Look through the lines below and state how many hold the word "JSON". Write only the number.
|---|
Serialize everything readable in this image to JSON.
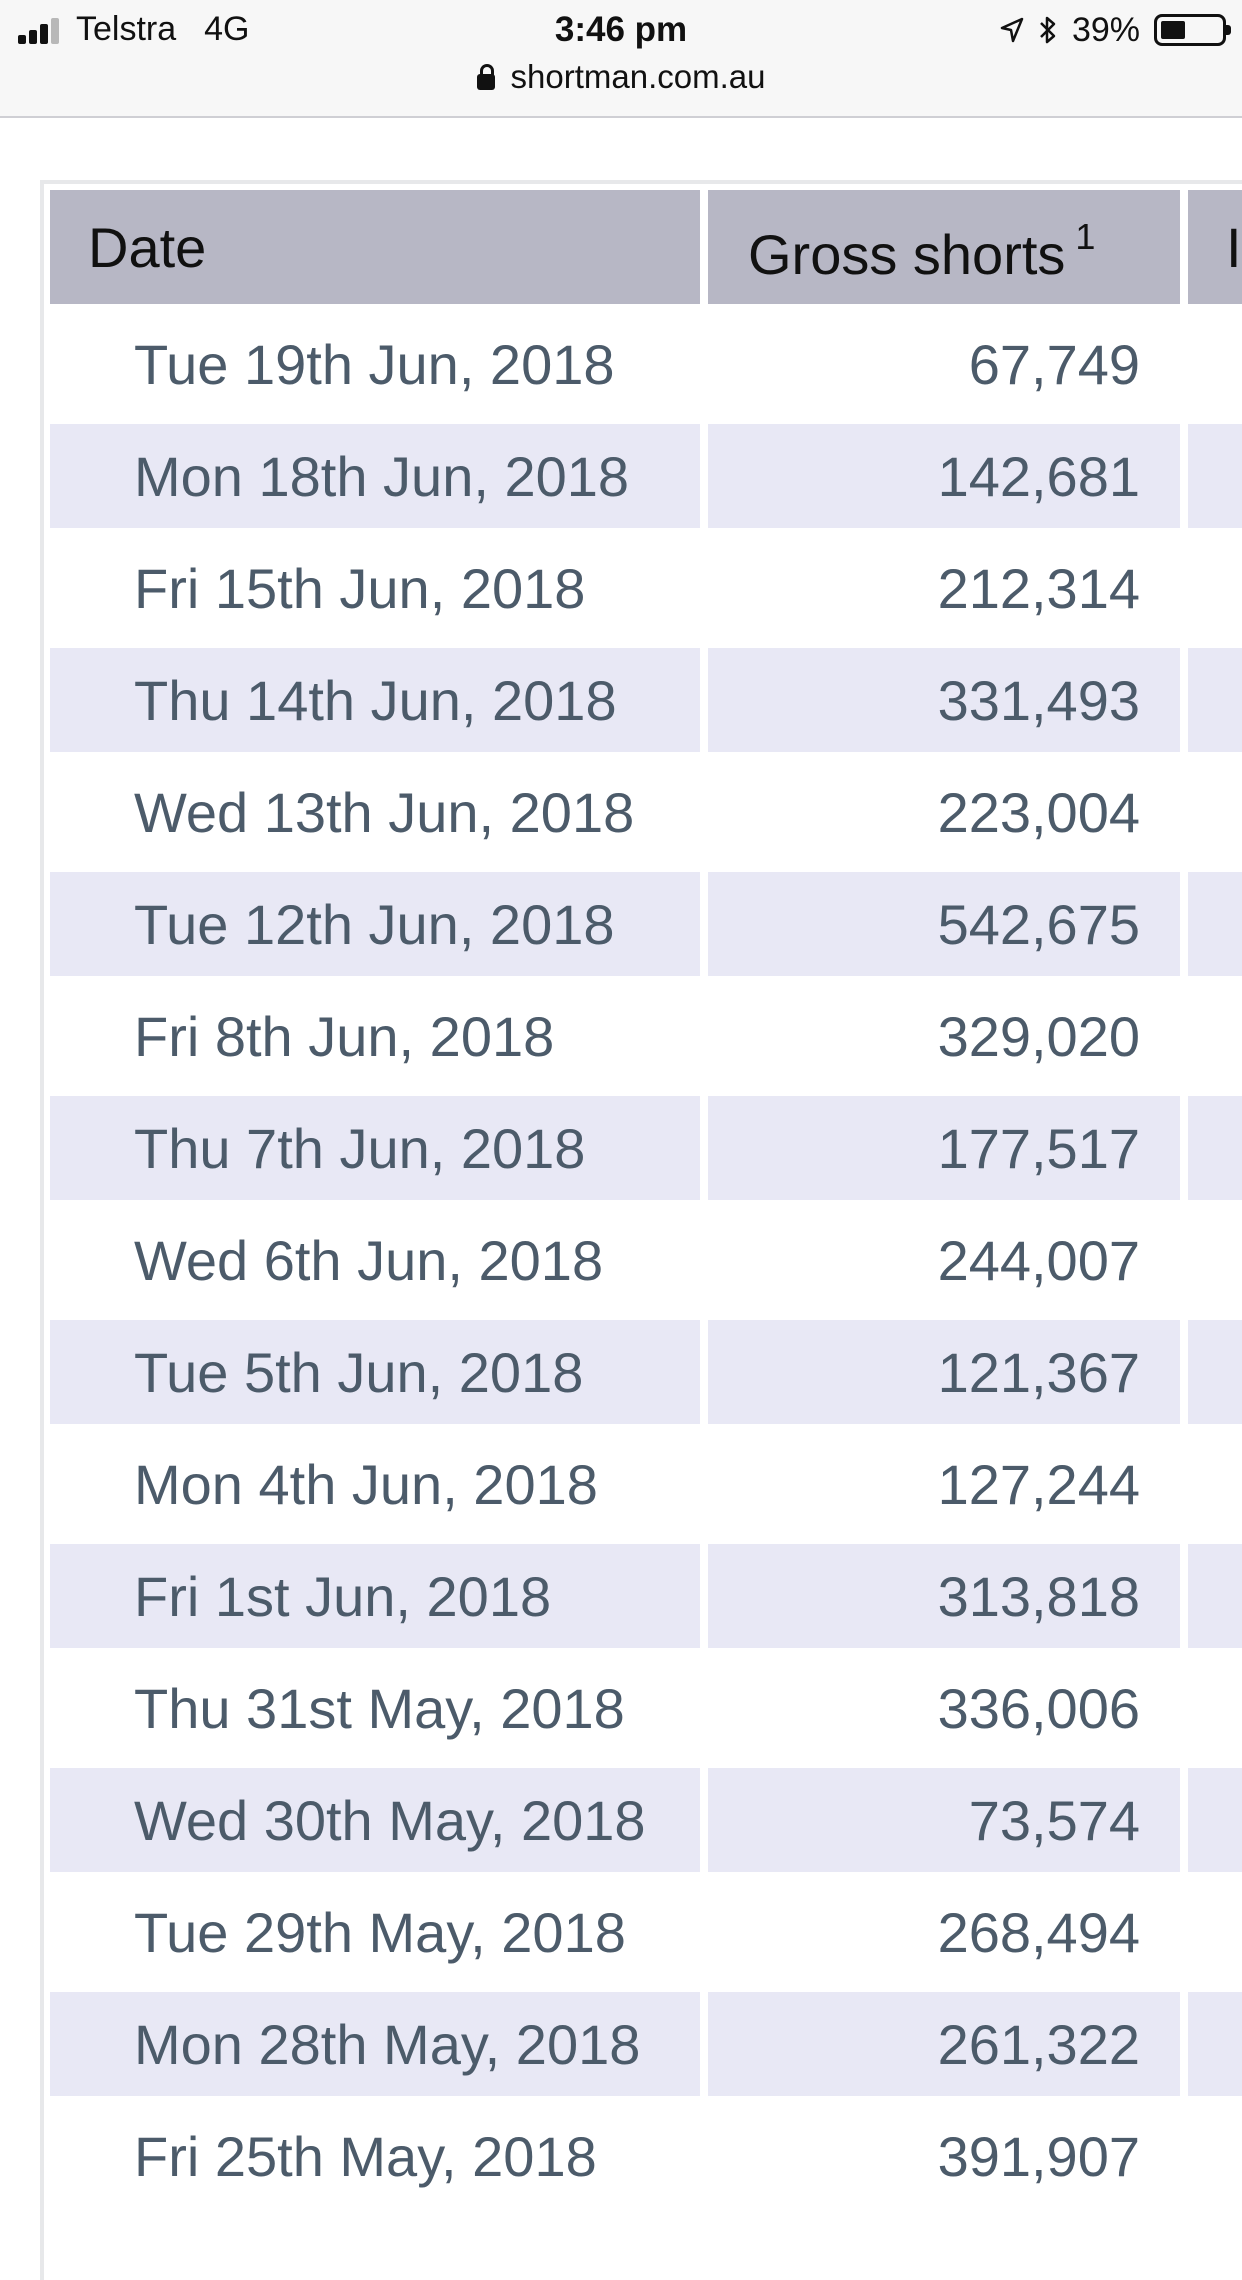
{
  "status_bar": {
    "carrier": "Telstra",
    "network": "4G",
    "time": "3:46 pm",
    "battery_percent": "39%",
    "battery_level": 0.39,
    "icons": [
      "signal-icon",
      "location-arrow-icon",
      "bluetooth-icon",
      "battery-icon"
    ]
  },
  "browser": {
    "url": "shortman.com.au"
  },
  "table": {
    "headers": {
      "date": "Date",
      "gross_shorts": "Gross shorts",
      "gross_shorts_note": "1",
      "next_column_fragment": "I"
    },
    "rows": [
      {
        "date": "Tue 19th Jun, 2018",
        "gross_shorts": "67,749"
      },
      {
        "date": "Mon 18th Jun, 2018",
        "gross_shorts": "142,681"
      },
      {
        "date": "Fri 15th Jun, 2018",
        "gross_shorts": "212,314"
      },
      {
        "date": "Thu 14th Jun, 2018",
        "gross_shorts": "331,493"
      },
      {
        "date": "Wed 13th Jun, 2018",
        "gross_shorts": "223,004"
      },
      {
        "date": "Tue 12th Jun, 2018",
        "gross_shorts": "542,675"
      },
      {
        "date": "Fri 8th Jun, 2018",
        "gross_shorts": "329,020"
      },
      {
        "date": "Thu 7th Jun, 2018",
        "gross_shorts": "177,517"
      },
      {
        "date": "Wed 6th Jun, 2018",
        "gross_shorts": "244,007"
      },
      {
        "date": "Tue 5th Jun, 2018",
        "gross_shorts": "121,367"
      },
      {
        "date": "Mon 4th Jun, 2018",
        "gross_shorts": "127,244"
      },
      {
        "date": "Fri 1st Jun, 2018",
        "gross_shorts": "313,818"
      },
      {
        "date": "Thu 31st May, 2018",
        "gross_shorts": "336,006"
      },
      {
        "date": "Wed 30th May, 2018",
        "gross_shorts": "73,574"
      },
      {
        "date": "Tue 29th May, 2018",
        "gross_shorts": "268,494"
      },
      {
        "date": "Mon 28th May, 2018",
        "gross_shorts": "261,322"
      },
      {
        "date": "Fri 25th May, 2018",
        "gross_shorts": "391,907"
      }
    ]
  },
  "colors": {
    "header_bg": "#b7b7c5",
    "alt_row_bg": "#e8e8f5",
    "cell_text": "#4c5b6a"
  }
}
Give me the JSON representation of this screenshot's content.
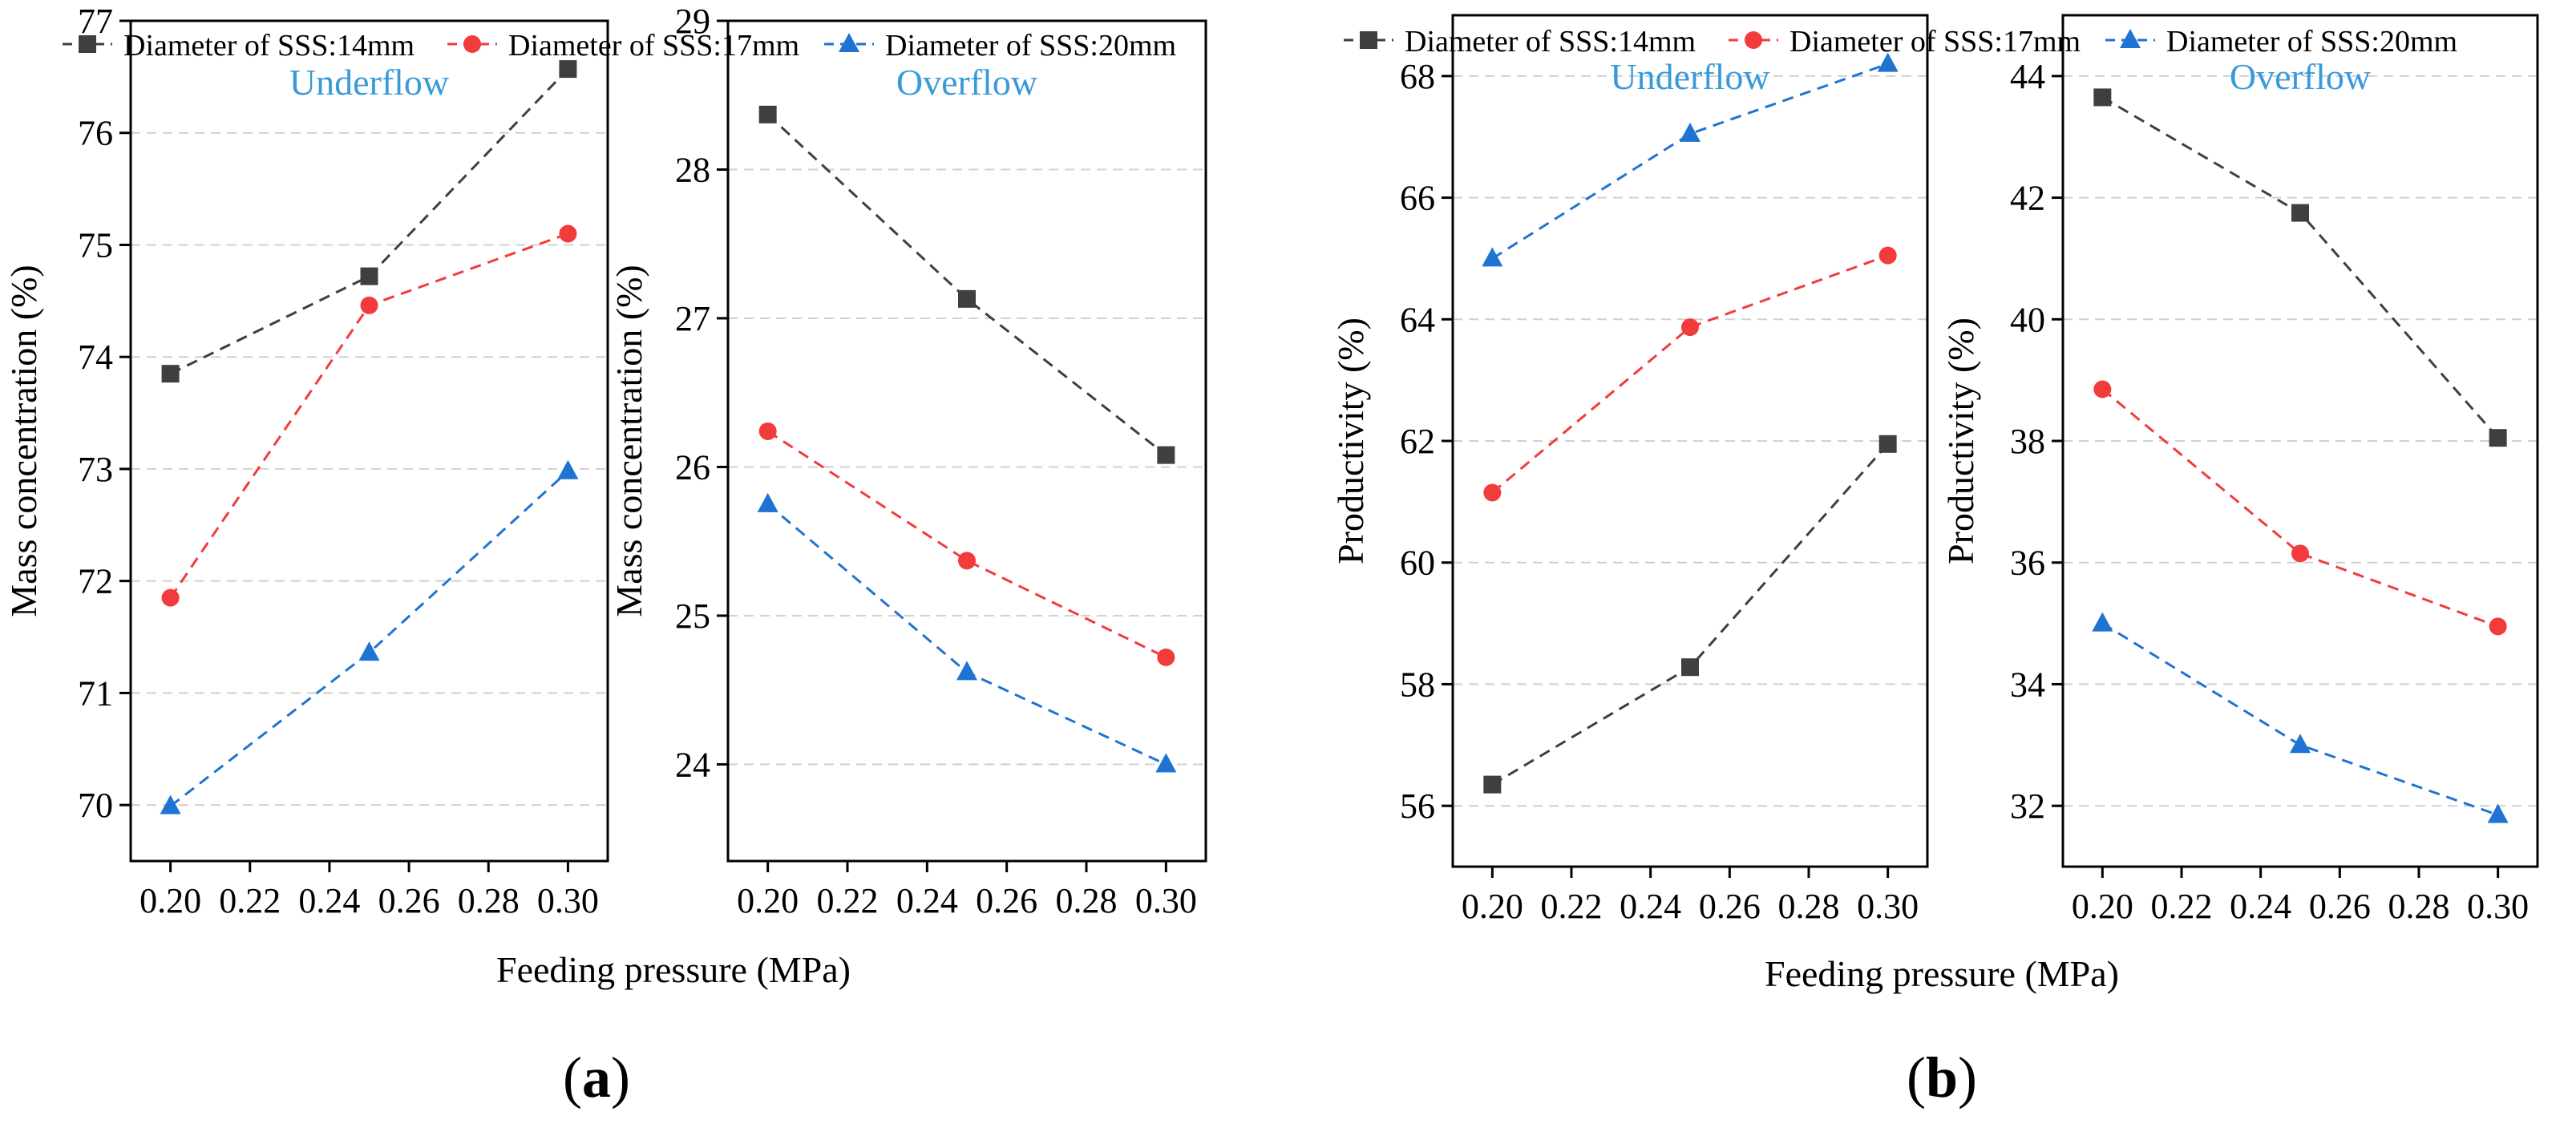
{
  "legend_labels": [
    "Diameter of SSS:14mm",
    "Diameter of SSS:17mm",
    "Diameter of SSS:20mm"
  ],
  "colors": {
    "series_14": "#3f3f3f",
    "series_17": "#f23b3b",
    "series_20": "#1f73d2",
    "panel_title": "#3a9ad9",
    "grid": "#d0d0d0"
  },
  "figures": [
    {
      "label_open": "(",
      "label_letter": "a",
      "label_close": ")",
      "xlabel": "Feeding pressure (MPa)"
    },
    {
      "label_open": "(",
      "label_letter": "b",
      "label_close": ")",
      "xlabel": "Feeding pressure (MPa)"
    }
  ],
  "chart_data": [
    {
      "type": "line",
      "title": "Underflow",
      "ylabel": "Mass concentration (%)",
      "x": [
        0.2,
        0.25,
        0.3
      ],
      "xlim": [
        0.19,
        0.31
      ],
      "xticks": [
        "0.20",
        "0.22",
        "0.24",
        "0.26",
        "0.28",
        "0.30"
      ],
      "ylim": [
        69.5,
        77
      ],
      "yticks": [
        "70",
        "71",
        "72",
        "73",
        "74",
        "75",
        "76",
        "77"
      ],
      "series": [
        {
          "name": "Diameter of SSS:14mm",
          "marker": "square",
          "values": [
            73.85,
            74.72,
            76.57
          ]
        },
        {
          "name": "Diameter of SSS:17mm",
          "marker": "circle",
          "values": [
            71.85,
            74.46,
            75.1
          ]
        },
        {
          "name": "Diameter of SSS:20mm",
          "marker": "triangle",
          "values": [
            69.99,
            71.36,
            72.98
          ]
        }
      ]
    },
    {
      "type": "line",
      "title": "Overflow",
      "ylabel": "Mass concentration (%)",
      "x": [
        0.2,
        0.25,
        0.3
      ],
      "xlim": [
        0.19,
        0.31
      ],
      "xticks": [
        "0.20",
        "0.22",
        "0.24",
        "0.26",
        "0.28",
        "0.30"
      ],
      "ylim": [
        23.35,
        29
      ],
      "yticks": [
        "24",
        "25",
        "26",
        "27",
        "28",
        "29"
      ],
      "series": [
        {
          "name": "Diameter of SSS:14mm",
          "marker": "square",
          "values": [
            28.37,
            27.13,
            26.08
          ]
        },
        {
          "name": "Diameter of SSS:17mm",
          "marker": "circle",
          "values": [
            26.24,
            25.37,
            24.72
          ]
        },
        {
          "name": "Diameter of SSS:20mm",
          "marker": "triangle",
          "values": [
            25.75,
            24.62,
            24.0
          ]
        }
      ]
    },
    {
      "type": "line",
      "title": "Underflow",
      "ylabel": "Productivity (%)",
      "x": [
        0.2,
        0.25,
        0.3
      ],
      "xlim": [
        0.19,
        0.31
      ],
      "xticks": [
        "0.20",
        "0.22",
        "0.24",
        "0.26",
        "0.28",
        "0.30"
      ],
      "ylim": [
        55,
        69
      ],
      "yticks": [
        "56",
        "58",
        "60",
        "62",
        "64",
        "66",
        "68"
      ],
      "series": [
        {
          "name": "Diameter of SSS:14mm",
          "marker": "square",
          "values": [
            56.35,
            58.28,
            61.95
          ]
        },
        {
          "name": "Diameter of SSS:17mm",
          "marker": "circle",
          "values": [
            61.15,
            63.87,
            65.05
          ]
        },
        {
          "name": "Diameter of SSS:20mm",
          "marker": "triangle",
          "values": [
            65.0,
            67.05,
            68.2
          ]
        }
      ]
    },
    {
      "type": "line",
      "title": "Overflow",
      "ylabel": "Productivity (%)",
      "x": [
        0.2,
        0.25,
        0.3
      ],
      "xlim": [
        0.19,
        0.31
      ],
      "xticks": [
        "0.20",
        "0.22",
        "0.24",
        "0.26",
        "0.28",
        "0.30"
      ],
      "ylim": [
        31,
        45
      ],
      "yticks": [
        "32",
        "34",
        "36",
        "38",
        "40",
        "42",
        "44"
      ],
      "series": [
        {
          "name": "Diameter of SSS:14mm",
          "marker": "square",
          "values": [
            43.65,
            41.75,
            38.05
          ]
        },
        {
          "name": "Diameter of SSS:17mm",
          "marker": "circle",
          "values": [
            38.85,
            36.15,
            34.95
          ]
        },
        {
          "name": "Diameter of SSS:20mm",
          "marker": "triangle",
          "values": [
            35.0,
            33.0,
            31.85
          ]
        }
      ]
    }
  ]
}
|---|
# Exercise result:
2